■ Job ■
Each entry that follows is to be retyped exactly. Pictures do not belong in the copy.

══ Data for this task ══

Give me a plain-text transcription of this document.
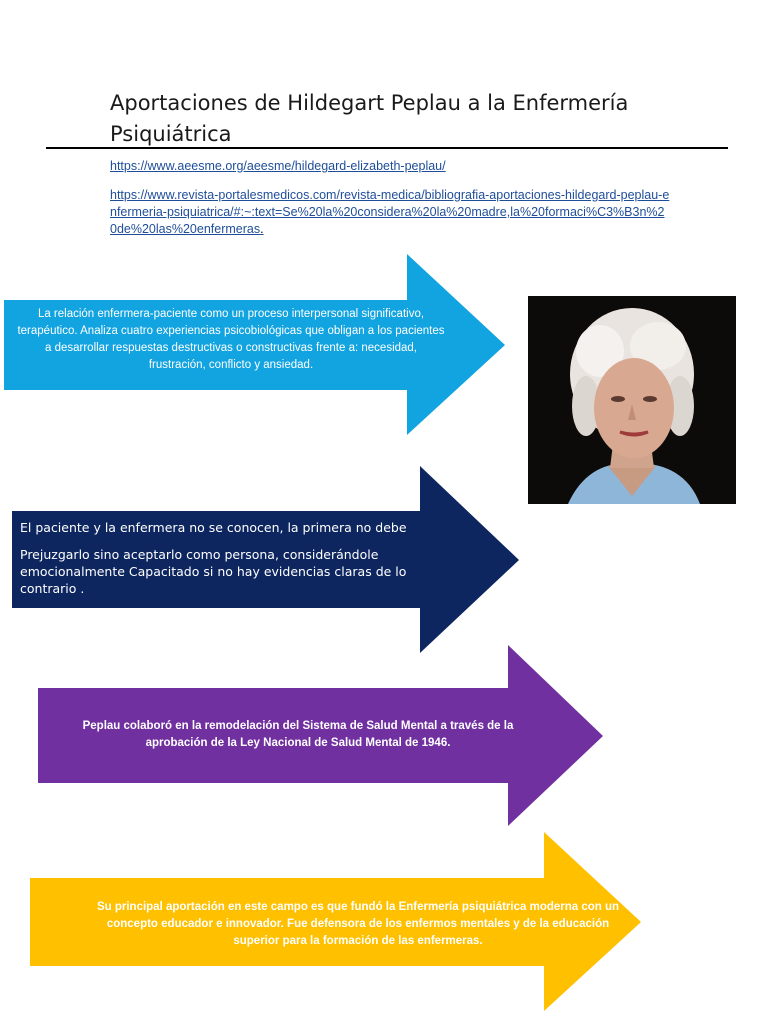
Aportaciones de Hildegart Peplau a la Enfermería Psiquiátrica
https://www.aeesme.org/aeesme/hildegard-elizabeth-peplau/
https://www.revista-portalesmedicos.com/revista-medica/bibliografia-aportaciones-hildegard-peplau-enfermeria-psiquiatrica/#:~:text=Se%20la%20considera%20la%20madre,la%20formaci%C3%B3n%20de%20las%20enfermeras.
La relación enfermera-paciente como un proceso interpersonal significativo, terapéutico. Analiza cuatro experiencias psicobiológicas que obligan a los pacientes a desarrollar respuestas destructivas o constructivas frente a: necesidad, frustración, conflicto y ansiedad.
El paciente y la enfermera no se conocen, la primera no debe
Prejuzgarlo sino aceptarlo como persona, considerándole emocionalmente Capacitado si no hay evidencias claras de lo contrario .
Peplau colaboró en la remodelación del Sistema de Salud Mental a través de la aprobación de la Ley Nacional de Salud Mental de 1946.
Su principal aportación en este campo es que fundó la Enfermería psiquiátrica moderna con un concepto educador e innovador. Fue defensora de los enfermos mentales y de la educación superior para la formación de las enfermeras.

═══

■ Output of the exercise ■
Give me a plain-text transcription of this document.
Aportaciones de Hildegart Peplau a la Enfermería Psiquiátrica
https://www.aeesme.org/aeesme/hildegard-elizabeth-peplau/
https://www.revista-portalesmedicos.com/revista-medica/bibliografia-aportaciones-hildegard-peplau-enfermeria-psiquiatrica/#:~:text=Se%20la%20considera%20la%20madre,la%20formaci%C3%B3n%20de%20las%20enfermeras.
La relación enfermera-paciente como un proceso interpersonal significativo, terapéutico. Analiza cuatro experiencias psicobiológicas que obligan a los pacientes a desarrollar respuestas destructivas o constructivas frente a: necesidad, frustración, conflicto y ansiedad.
El paciente y la enfermera no se conocen, la primera no debe
Prejuzgarlo sino aceptarlo como persona, considerándole emocionalmente Capacitado si no hay evidencias claras de lo contrario .
Peplau colaboró en la remodelación del Sistema de Salud Mental a través de la aprobación de la Ley Nacional de Salud Mental de 1946.
Su principal aportación en este campo es que fundó la Enfermería psiquiátrica moderna con un concepto educador e innovador. Fue defensora de los enfermos mentales y de la educación superior para la formación de las enfermeras.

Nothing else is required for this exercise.